» Stated task
Transcribe each of the records below exactly, excluding all pictures.

» Records
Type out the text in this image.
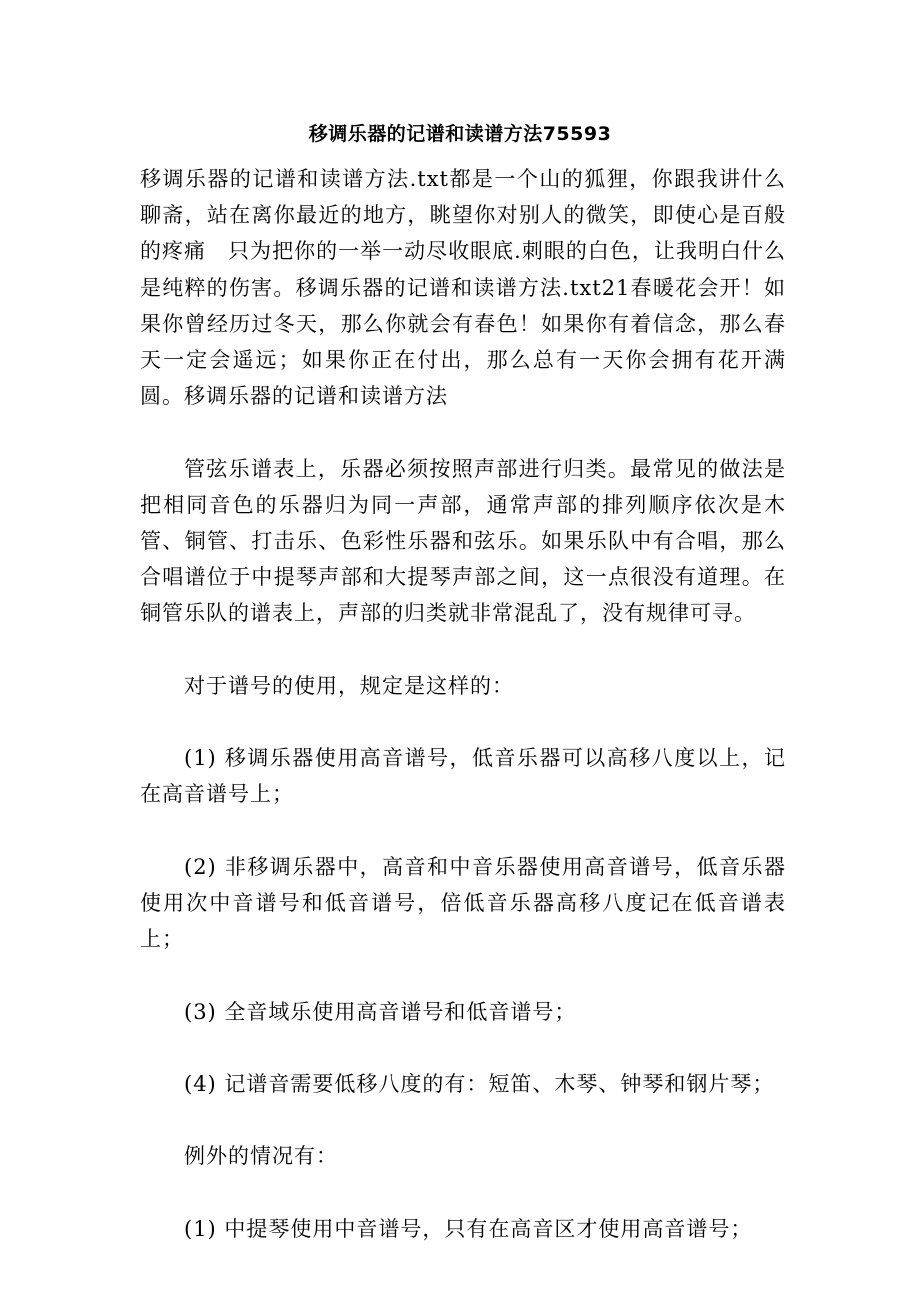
移调乐器的记谱和读谱方法75593

移调乐器的记谱和读谱方法.txt都是一个山的狐狸，你跟我讲什么聊斋，站在离你最近的地方，眺望你对别人的微笑，即使心是百般的疼痛　只为把你的一举一动尽收眼底.刺眼的白色，让我明白什么是纯粹的伤害。移调乐器的记谱和读谱方法.txt21春暖花会开！如果你曾经历过冬天，那么你就会有春色！如果你有着信念，那么春天一定会遥远；如果你正在付出，那么总有一天你会拥有花开满圆。移调乐器的记谱和读谱方法

管弦乐谱表上，乐器必须按照声部进行归类。最常见的做法是把相同音色的乐器归为同一声部，通常声部的排列顺序依次是木管、铜管、打击乐、色彩性乐器和弦乐。如果乐队中有合唱，那么合唱谱位于中提琴声部和大提琴声部之间，这一点很没有道理。在铜管乐队的谱表上，声部的归类就非常混乱了，没有规律可寻。

对于谱号的使用，规定是这样的：

(1) 移调乐器使用高音谱号，低音乐器可以高移八度以上，记在高音谱号上；

(2) 非移调乐器中，高音和中音乐器使用高音谱号，低音乐器使用次中音谱号和低音谱号，倍低音乐器高移八度记在低音谱表上；

(3) 全音域乐使用高音谱号和低音谱号；

(4) 记谱音需要低移八度的有：短笛、木琴、钟琴和钢片琴；

例外的情况有：

(1) 中提琴使用中音谱号，只有在高音区才使用高音谱号；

» Problem solution
Type out the text in this image.
移调乐器的记谱和读谱方法75593

移调乐器的记谱和读谱方法.txt都是一个山的狐狸，你跟我讲什么聊斋，站在离你最近的地方，眺望你对别人的微笑，即使心是百般的疼痛　只为把你的一举一动尽收眼底.刺眼的白色，让我明白什么是纯粹的伤害。移调乐器的记谱和读谱方法.txt21春暖花会开！如果你曾经历过冬天，那么你就会有春色！如果你有着信念，那么春天一定会遥远；如果你正在付出，那么总有一天你会拥有花开满圆。移调乐器的记谱和读谱方法

管弦乐谱表上，乐器必须按照声部进行归类。最常见的做法是把相同音色的乐器归为同一声部，通常声部的排列顺序依次是木管、铜管、打击乐、色彩性乐器和弦乐。如果乐队中有合唱，那么合唱谱位于中提琴声部和大提琴声部之间，这一点很没有道理。在铜管乐队的谱表上，声部的归类就非常混乱了，没有规律可寻。

对于谱号的使用，规定是这样的：

(1) 移调乐器使用高音谱号，低音乐器可以高移八度以上，记在高音谱号上；

(2) 非移调乐器中，高音和中音乐器使用高音谱号，低音乐器使用次中音谱号和低音谱号，倍低音乐器高移八度记在低音谱表上；

(3) 全音域乐使用高音谱号和低音谱号；

(4) 记谱音需要低移八度的有：短笛、木琴、钟琴和钢片琴；

例外的情况有：

(1) 中提琴使用中音谱号，只有在高音区才使用高音谱号；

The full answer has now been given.